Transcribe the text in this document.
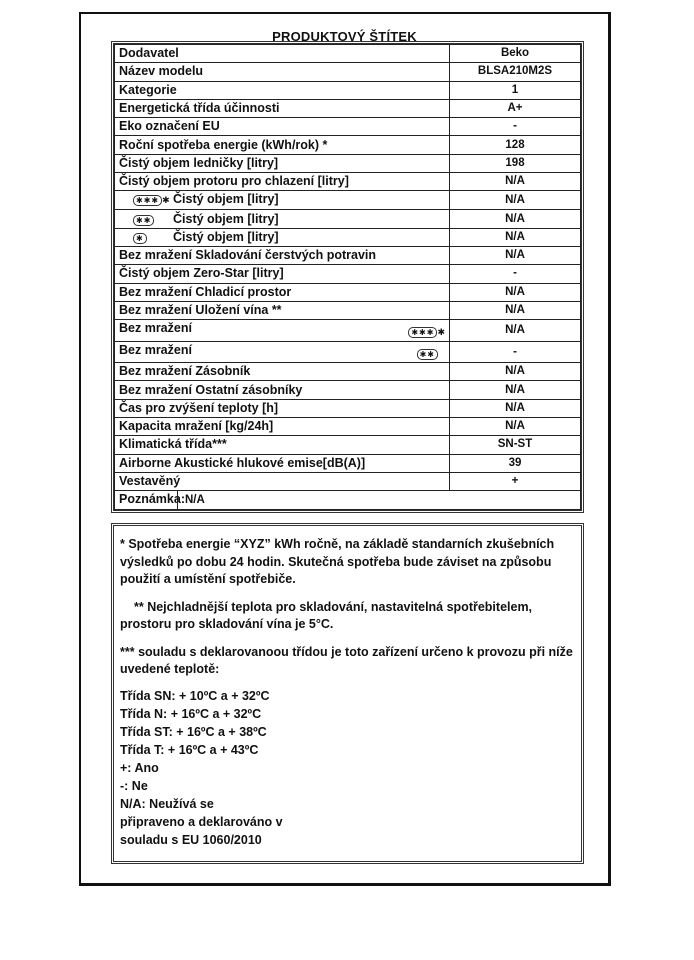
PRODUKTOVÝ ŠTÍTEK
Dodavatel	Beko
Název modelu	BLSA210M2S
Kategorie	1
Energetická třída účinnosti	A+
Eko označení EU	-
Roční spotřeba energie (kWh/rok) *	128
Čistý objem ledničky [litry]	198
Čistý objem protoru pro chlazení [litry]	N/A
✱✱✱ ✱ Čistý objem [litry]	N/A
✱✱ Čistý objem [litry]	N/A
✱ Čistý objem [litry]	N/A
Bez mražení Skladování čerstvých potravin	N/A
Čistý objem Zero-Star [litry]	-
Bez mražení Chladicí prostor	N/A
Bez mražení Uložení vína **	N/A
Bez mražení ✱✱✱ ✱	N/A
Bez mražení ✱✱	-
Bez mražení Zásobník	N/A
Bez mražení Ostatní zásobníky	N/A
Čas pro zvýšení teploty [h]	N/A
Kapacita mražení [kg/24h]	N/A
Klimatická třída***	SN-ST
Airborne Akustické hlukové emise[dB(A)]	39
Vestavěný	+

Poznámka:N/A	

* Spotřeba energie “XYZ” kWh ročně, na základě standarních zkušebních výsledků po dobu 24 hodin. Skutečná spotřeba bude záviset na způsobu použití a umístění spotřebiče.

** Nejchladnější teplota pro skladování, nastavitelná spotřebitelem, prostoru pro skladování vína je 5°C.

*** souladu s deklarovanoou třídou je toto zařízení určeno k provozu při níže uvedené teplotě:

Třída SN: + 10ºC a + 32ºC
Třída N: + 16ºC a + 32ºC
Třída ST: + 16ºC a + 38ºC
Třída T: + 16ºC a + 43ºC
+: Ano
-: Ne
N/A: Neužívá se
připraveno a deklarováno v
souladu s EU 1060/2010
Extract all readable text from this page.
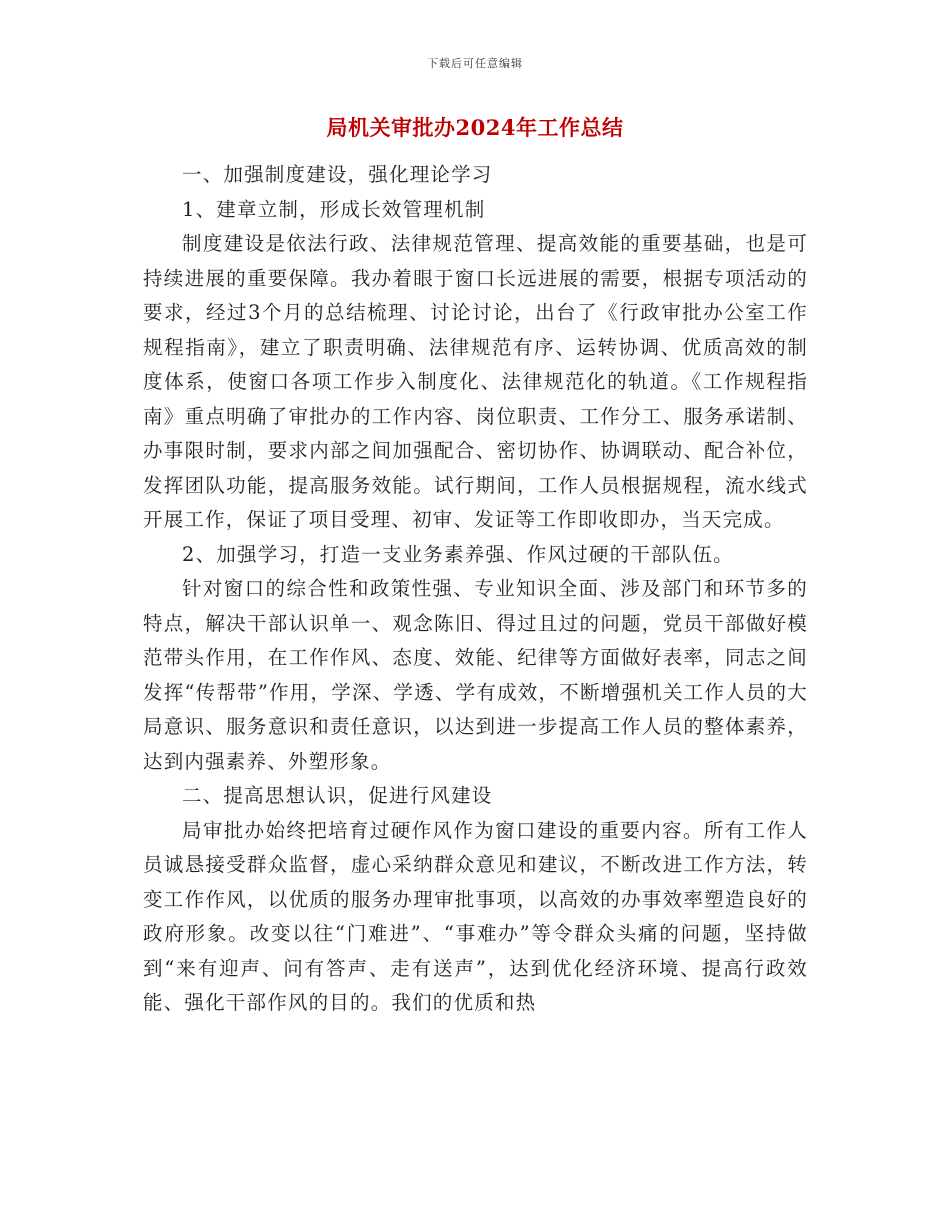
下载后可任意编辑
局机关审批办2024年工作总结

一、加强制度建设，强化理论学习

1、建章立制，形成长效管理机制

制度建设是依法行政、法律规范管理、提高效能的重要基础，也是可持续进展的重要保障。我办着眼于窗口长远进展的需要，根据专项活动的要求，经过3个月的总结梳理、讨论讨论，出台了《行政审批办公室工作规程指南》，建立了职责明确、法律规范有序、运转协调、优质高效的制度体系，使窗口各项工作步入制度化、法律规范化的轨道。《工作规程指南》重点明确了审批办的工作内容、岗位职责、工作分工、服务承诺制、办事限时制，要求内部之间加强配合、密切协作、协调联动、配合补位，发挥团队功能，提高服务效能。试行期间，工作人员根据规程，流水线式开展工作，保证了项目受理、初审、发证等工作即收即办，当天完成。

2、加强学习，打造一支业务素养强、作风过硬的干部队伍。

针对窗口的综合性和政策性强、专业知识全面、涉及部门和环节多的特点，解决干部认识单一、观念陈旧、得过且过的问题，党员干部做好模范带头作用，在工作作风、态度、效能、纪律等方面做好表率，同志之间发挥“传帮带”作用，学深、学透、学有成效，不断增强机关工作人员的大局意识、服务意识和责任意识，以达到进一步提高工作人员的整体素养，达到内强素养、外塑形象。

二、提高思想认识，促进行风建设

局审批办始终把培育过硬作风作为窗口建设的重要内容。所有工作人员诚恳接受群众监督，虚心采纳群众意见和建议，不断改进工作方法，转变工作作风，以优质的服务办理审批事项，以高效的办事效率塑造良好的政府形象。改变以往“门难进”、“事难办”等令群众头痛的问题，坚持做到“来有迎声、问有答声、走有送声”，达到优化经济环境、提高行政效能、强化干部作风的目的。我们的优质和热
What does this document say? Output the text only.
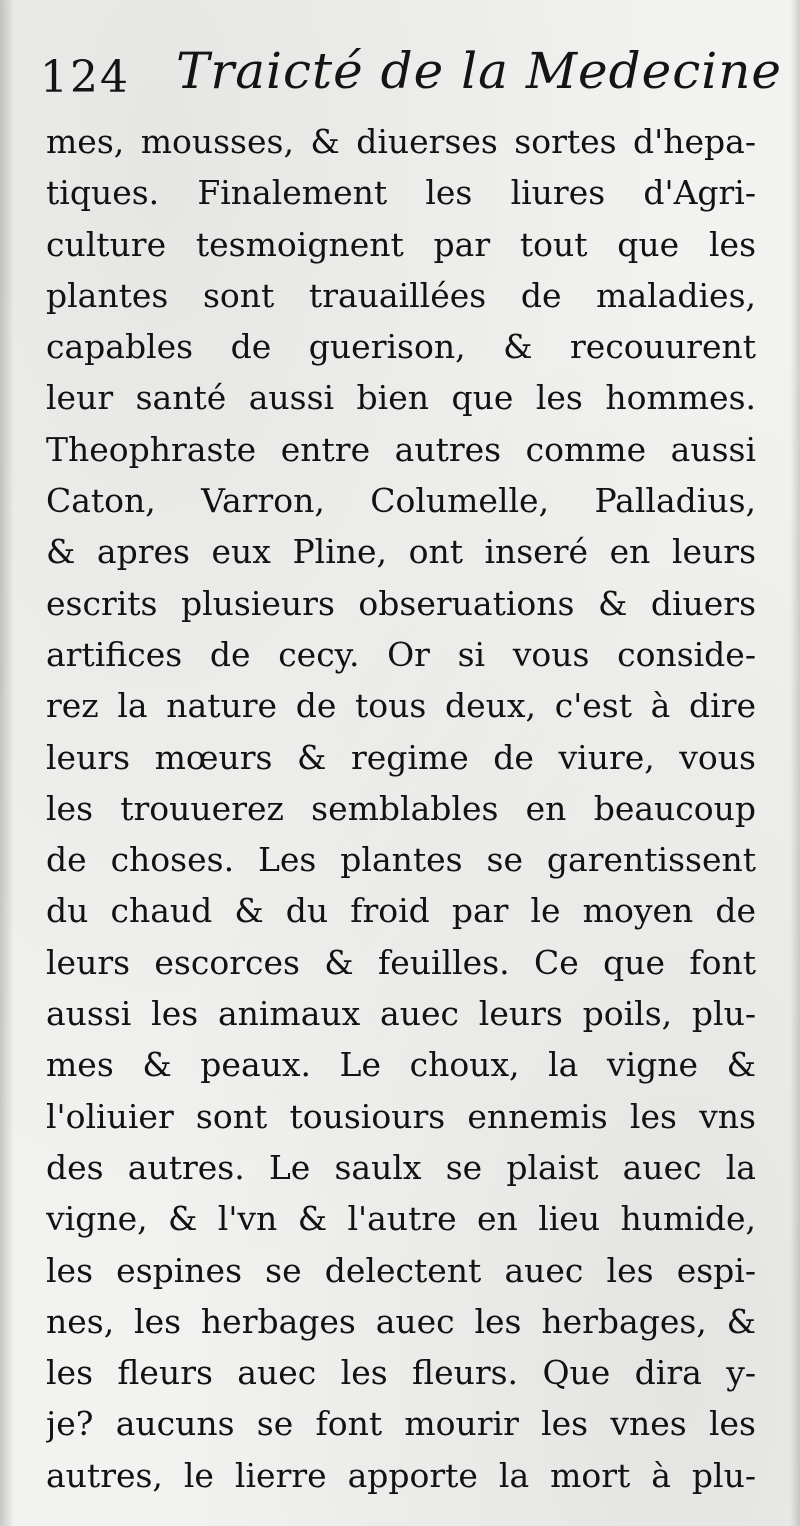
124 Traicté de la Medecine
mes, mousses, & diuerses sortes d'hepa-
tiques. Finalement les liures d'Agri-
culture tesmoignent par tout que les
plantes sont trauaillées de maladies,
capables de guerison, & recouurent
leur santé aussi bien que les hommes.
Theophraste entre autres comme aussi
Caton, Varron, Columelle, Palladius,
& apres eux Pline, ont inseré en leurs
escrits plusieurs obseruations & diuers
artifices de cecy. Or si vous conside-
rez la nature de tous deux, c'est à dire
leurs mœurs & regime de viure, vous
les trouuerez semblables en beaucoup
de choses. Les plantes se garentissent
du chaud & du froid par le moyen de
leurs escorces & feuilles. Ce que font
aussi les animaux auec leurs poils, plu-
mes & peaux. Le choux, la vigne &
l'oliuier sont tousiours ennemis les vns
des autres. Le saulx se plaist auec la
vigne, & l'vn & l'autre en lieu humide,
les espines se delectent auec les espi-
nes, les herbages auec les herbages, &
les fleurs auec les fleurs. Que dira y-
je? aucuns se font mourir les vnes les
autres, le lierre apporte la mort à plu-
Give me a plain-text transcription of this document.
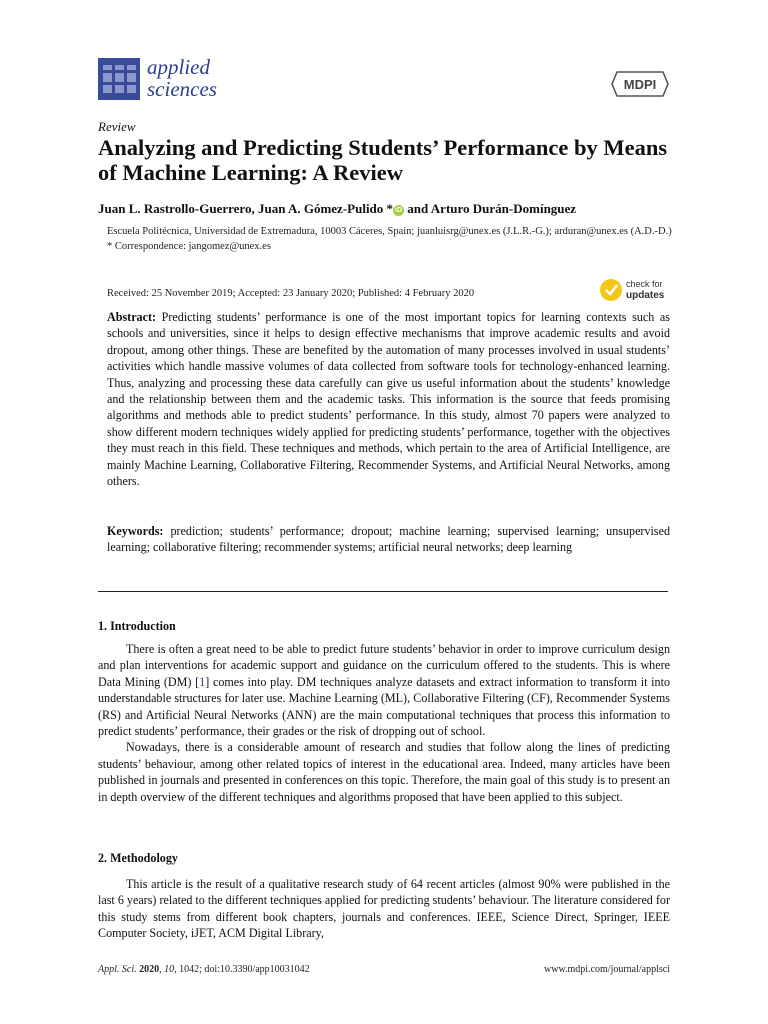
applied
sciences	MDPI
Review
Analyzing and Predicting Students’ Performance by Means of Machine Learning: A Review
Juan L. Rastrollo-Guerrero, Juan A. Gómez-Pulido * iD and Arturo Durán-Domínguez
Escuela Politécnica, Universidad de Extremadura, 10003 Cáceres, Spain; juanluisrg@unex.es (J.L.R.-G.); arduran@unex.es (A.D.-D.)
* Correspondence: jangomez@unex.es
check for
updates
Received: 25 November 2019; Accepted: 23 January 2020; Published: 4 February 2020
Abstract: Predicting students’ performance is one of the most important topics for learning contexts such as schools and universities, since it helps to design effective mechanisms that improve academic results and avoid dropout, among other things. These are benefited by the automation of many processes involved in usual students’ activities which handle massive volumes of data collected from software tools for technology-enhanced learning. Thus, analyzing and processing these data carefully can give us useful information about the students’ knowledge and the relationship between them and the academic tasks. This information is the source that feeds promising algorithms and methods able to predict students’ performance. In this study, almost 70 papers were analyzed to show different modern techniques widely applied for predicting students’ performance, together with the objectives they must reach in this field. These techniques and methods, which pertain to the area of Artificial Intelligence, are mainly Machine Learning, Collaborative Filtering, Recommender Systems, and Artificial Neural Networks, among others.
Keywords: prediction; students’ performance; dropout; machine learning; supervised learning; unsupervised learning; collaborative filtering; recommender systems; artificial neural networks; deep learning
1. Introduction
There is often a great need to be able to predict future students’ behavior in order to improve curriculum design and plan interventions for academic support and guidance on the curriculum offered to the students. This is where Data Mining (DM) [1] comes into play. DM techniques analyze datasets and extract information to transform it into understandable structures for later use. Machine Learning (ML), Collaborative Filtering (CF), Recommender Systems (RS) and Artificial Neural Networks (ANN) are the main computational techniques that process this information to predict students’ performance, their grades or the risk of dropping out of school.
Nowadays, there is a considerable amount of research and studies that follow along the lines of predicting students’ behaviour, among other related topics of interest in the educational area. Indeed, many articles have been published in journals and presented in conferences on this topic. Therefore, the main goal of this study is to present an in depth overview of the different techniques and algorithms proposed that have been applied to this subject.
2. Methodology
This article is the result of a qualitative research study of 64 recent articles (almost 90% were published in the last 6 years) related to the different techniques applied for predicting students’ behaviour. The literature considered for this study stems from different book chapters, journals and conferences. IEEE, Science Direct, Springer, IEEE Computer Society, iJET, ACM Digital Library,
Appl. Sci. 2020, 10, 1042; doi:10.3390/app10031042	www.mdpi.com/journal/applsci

* * * *

> **Exercise instructions**
With the pictures left out, transcribe the material exactly.

> **Answer to this problem**
Transcribe the text in this document.
PRODUKTOVÝ ŠTÍTEK
Dodavatel	Beko
Název modelu	BLSA210M2S
Kategorie	1
Energetická třída účinnosti	A+
Eko označení EU	-
Roční spotřeba energie (kWh/rok) *	128
Čistý objem ledničky [litry]	198
Čistý objem protoru pro chlazení [litry]	N/A
✱✱✱ ✱ Čistý objem [litry]	N/A
✱✱ Čistý objem [litry]	N/A
✱ Čistý objem [litry]	N/A
Bez mražení Skladování čerstvých potravin	N/A
Čistý objem Zero-Star [litry]	-
Bez mražení Chladicí prostor	N/A
Bez mražení Uložení vína **	N/A
Bez mražení ✱✱✱ ✱	N/A
Bez mražení ✱✱	-
Bez mražení Zásobník	N/A
Bez mražení Ostatní zásobníky	N/A
Čas pro zvýšení teploty [h]	N/A
Kapacita mražení [kg/24h]	N/A
Klimatická třída***	SN-ST
Airborne Akustické hlukové emise[dB(A)]	39
Vestavěný	+

Poznámka:N/A	

* Spotřeba energie “XYZ” kWh ročně, na základě standarních zkušebních výsledků po dobu 24 hodin. Skutečná spotřeba bude záviset na způsobu použití a umístění spotřebiče.

** Nejchladnější teplota pro skladování, nastavitelná spotřebitelem, prostoru pro skladování vína je 5°C.

*** souladu s deklarovanoou třídou je toto zařízení určeno k provozu při níže uvedené teplotě:

Třída SN: + 10ºC a + 32ºC
Třída N: + 16ºC a + 32ºC
Třída ST: + 16ºC a + 38ºC
Třída T: + 16ºC a + 43ºC
+: Ano
-: Ne
N/A: Neužívá se
připraveno a deklarováno v
souladu s EU 1060/2010
Extract all readable text from this page.
下载后可任意编辑
局机关审批办2024年工作总结

一、加强制度建设，强化理论学习

1、建章立制，形成长效管理机制

制度建设是依法行政、法律规范管理、提高效能的重要基础，也是可持续进展的重要保障。我办着眼于窗口长远进展的需要，根据专项活动的要求，经过3个月的总结梳理、讨论讨论，出台了《行政审批办公室工作规程指南》，建立了职责明确、法律规范有序、运转协调、优质高效的制度体系，使窗口各项工作步入制度化、法律规范化的轨道。《工作规程指南》重点明确了审批办的工作内容、岗位职责、工作分工、服务承诺制、办事限时制，要求内部之间加强配合、密切协作、协调联动、配合补位，发挥团队功能，提高服务效能。试行期间，工作人员根据规程，流水线式开展工作，保证了项目受理、初审、发证等工作即收即办，当天完成。

2、加强学习，打造一支业务素养强、作风过硬的干部队伍。

针对窗口的综合性和政策性强、专业知识全面、涉及部门和环节多的特点，解决干部认识单一、观念陈旧、得过且过的问题，党员干部做好模范带头作用，在工作作风、态度、效能、纪律等方面做好表率，同志之间发挥“传帮带”作用，学深、学透、学有成效，不断增强机关工作人员的大局意识、服务意识和责任意识，以达到进一步提高工作人员的整体素养，达到内强素养、外塑形象。

二、提高思想认识，促进行风建设

局审批办始终把培育过硬作风作为窗口建设的重要内容。所有工作人员诚恳接受群众监督，虚心采纳群众意见和建议，不断改进工作方法，转变工作作风，以优质的服务办理审批事项，以高效的办事效率塑造良好的政府形象。改变以往“门难进”、“事难办”等令群众头痛的问题，坚持做到“来有迎声、问有答声、走有送声”，达到优化经济环境、提高行政效能、强化干部作风的目的。我们的优质和热
What does this document say? Output the text only.
124 Traicté de la Medecine
mes, mousses, & diuerses sortes d'hepa-
tiques. Finalement les liures d'Agri-
culture tesmoignent par tout que les
plantes sont trauaillées de maladies,
capables de guerison, & recouurent
leur santé aussi bien que les hommes.
Theophraste entre autres comme aussi
Caton, Varron, Columelle, Palladius,
& apres eux Pline, ont inseré en leurs
escrits plusieurs obseruations & diuers
artifices de cecy. Or si vous conside-
rez la nature de tous deux, c'est à dire
leurs mœurs & regime de viure, vous
les trouuerez semblables en beaucoup
de choses. Les plantes se garentissent
du chaud & du froid par le moyen de
leurs escorces & feuilles. Ce que font
aussi les animaux auec leurs poils, plu-
mes & peaux. Le choux, la vigne &
l'oliuier sont tousiours ennemis les vns
des autres. Le saulx se plaist auec la
vigne, & l'vn & l'autre en lieu humide,
les espines se delectent auec les espi-
nes, les herbages auec les herbages, &
les fleurs auec les fleurs. Que dira y-
je? aucuns se font mourir les vnes les
autres, le lierre apporte la mort à plu-
Give me a plain-text transcription of this document.
applied
sciences	MDPI
Review
Analyzing and Predicting Students’ Performance by Means of Machine Learning: A Review
Juan L. Rastrollo-Guerrero, Juan A. Gómez-Pulido * iD and Arturo Durán-Domínguez
Escuela Politécnica, Universidad de Extremadura, 10003 Cáceres, Spain; juanluisrg@unex.es (J.L.R.-G.); arduran@unex.es (A.D.-D.)
* Correspondence: jangomez@unex.es
check for
updates
Received: 25 November 2019; Accepted: 23 January 2020; Published: 4 February 2020
Abstract: Predicting students’ performance is one of the most important topics for learning contexts such as schools and universities, since it helps to design effective mechanisms that improve academic results and avoid dropout, among other things. These are benefited by the automation of many processes involved in usual students’ activities which handle massive volumes of data collected from software tools for technology-enhanced learning. Thus, analyzing and processing these data carefully can give us useful information about the students’ knowledge and the relationship between them and the academic tasks. This information is the source that feeds promising algorithms and methods able to predict students’ performance. In this study, almost 70 papers were analyzed to show different modern techniques widely applied for predicting students’ performance, together with the objectives they must reach in this field. These techniques and methods, which pertain to the area of Artificial Intelligence, are mainly Machine Learning, Collaborative Filtering, Recommender Systems, and Artificial Neural Networks, among others.
Keywords: prediction; students’ performance; dropout; machine learning; supervised learning; unsupervised learning; collaborative filtering; recommender systems; artificial neural networks; deep learning
1. Introduction
There is often a great need to be able to predict future students’ behavior in order to improve curriculum design and plan interventions for academic support and guidance on the curriculum offered to the students. This is where Data Mining (DM) [1] comes into play. DM techniques analyze datasets and extract information to transform it into understandable structures for later use. Machine Learning (ML), Collaborative Filtering (CF), Recommender Systems (RS) and Artificial Neural Networks (ANN) are the main computational techniques that process this information to predict students’ performance, their grades or the risk of dropping out of school.
Nowadays, there is a considerable amount of research and studies that follow along the lines of predicting students’ behaviour, among other related topics of interest in the educational area. Indeed, many articles have been published in journals and presented in conferences on this topic. Therefore, the main goal of this study is to present an in depth overview of the different techniques and algorithms proposed that have been applied to this subject.
2. Methodology
This article is the result of a qualitative research study of 64 recent articles (almost 90% were published in the last 6 years) related to the different techniques applied for predicting students’ behaviour. The literature considered for this study stems from different book chapters, journals and conferences. IEEE, Science Direct, Springer, IEEE Computer Society, iJET, ACM Digital Library,
Appl. Sci. 2020, 10, 1042; doi:10.3390/app10031042	www.mdpi.com/journal/applsci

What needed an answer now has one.